- [Exercise directions] Read the records below and copy each line that contains "учреждениям".

======== Material to process ========

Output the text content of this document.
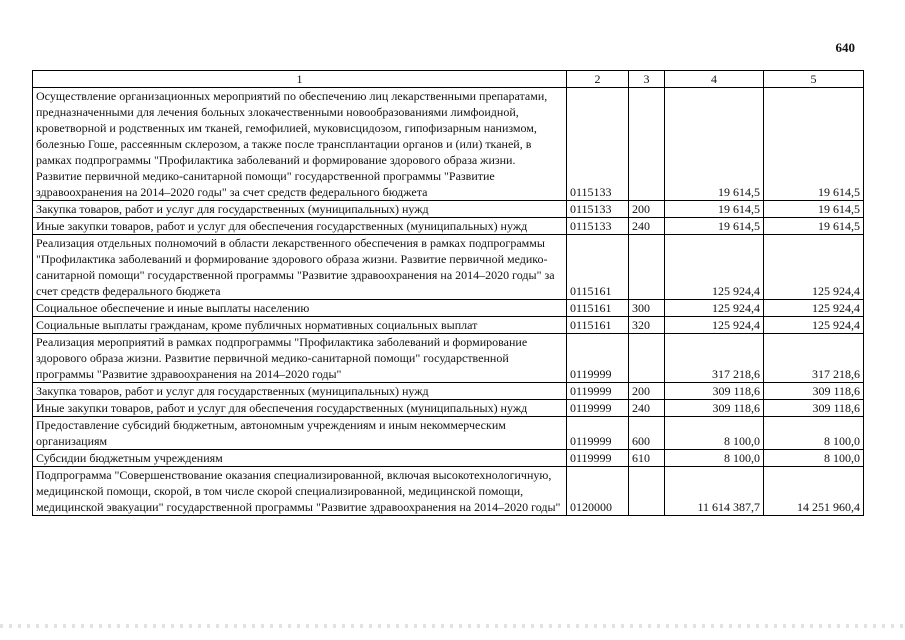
640
1	2	3	4	5
Осуществление организационных мероприятий по обеспечению лиц лекарственными препаратами, предназначенными для лечения больных злокачественными новообразованиями лимфоидной, кроветворной и родственных им тканей, гемофилией, муковисцидозом, гипофизарным нанизмом, болезнью Гоше, рассеянным склерозом, а также после трансплантации органов и (или) тканей, в рамках подпрограммы "Профилактика заболеваний и формирование здорового образа жизни. Развитие первичной медико-санитарной помощи" государственной программы "Развитие здравоохранения на 2014–2020 годы" за счет средств федерального бюджета	0115133		19 614,5	19 614,5
Закупка товаров, работ и услуг для государственных (муниципальных) нужд	0115133	200	19 614,5	19 614,5
Иные закупки товаров, работ и услуг для обеспечения государственных (муниципальных) нужд	0115133	240	19 614,5	19 614,5
Реализация отдельных полномочий в области лекарственного обеспечения в рамках подпрограммы "Профилактика заболеваний и формирование здорового образа жизни. Развитие первичной медико-санитарной помощи" государственной программы "Развитие здравоохранения на 2014–2020 годы" за счет средств федерального бюджета	0115161		125 924,4	125 924,4
Социальное обеспечение и иные выплаты населению	0115161	300	125 924,4	125 924,4
Социальные выплаты гражданам, кроме публичных нормативных социальных выплат	0115161	320	125 924,4	125 924,4
Реализация мероприятий в рамках подпрограммы "Профилактика заболеваний и формирование здорового образа жизни. Развитие первичной медико-санитарной помощи" государственной программы "Развитие здравоохранения на 2014–2020 годы"	0119999		317 218,6	317 218,6
Закупка товаров, работ и услуг для государственных (муниципальных) нужд	0119999	200	309 118,6	309 118,6
Иные закупки товаров, работ и услуг для обеспечения государственных (муниципальных) нужд	0119999	240	309 118,6	309 118,6
Предоставление субсидий бюджетным, автономным учреждениям и иным некоммерческим организациям	0119999	600	8 100,0	8 100,0
Субсидии бюджетным учреждениям	0119999	610	8 100,0	8 100,0
Подпрограмма "Совершенствование оказания специализированной, включая высокотехнологичную, медицинской помощи, скорой, в том числе скорой специализированной, медицинской помощи, медицинской эвакуации" государственной программы "Развитие здравоохранения на 2014–2020 годы"	0120000		11 614 387,7	14 251 960,4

========

- [Exercise result]
Предоставление субсидий бюджетным, автономным учреждениям и иным некоммерческим организациям	0119999	600	8 100,0	8 100,0
Субсидии бюджетным учреждениям	0119999	610	8 100,0	8 100,0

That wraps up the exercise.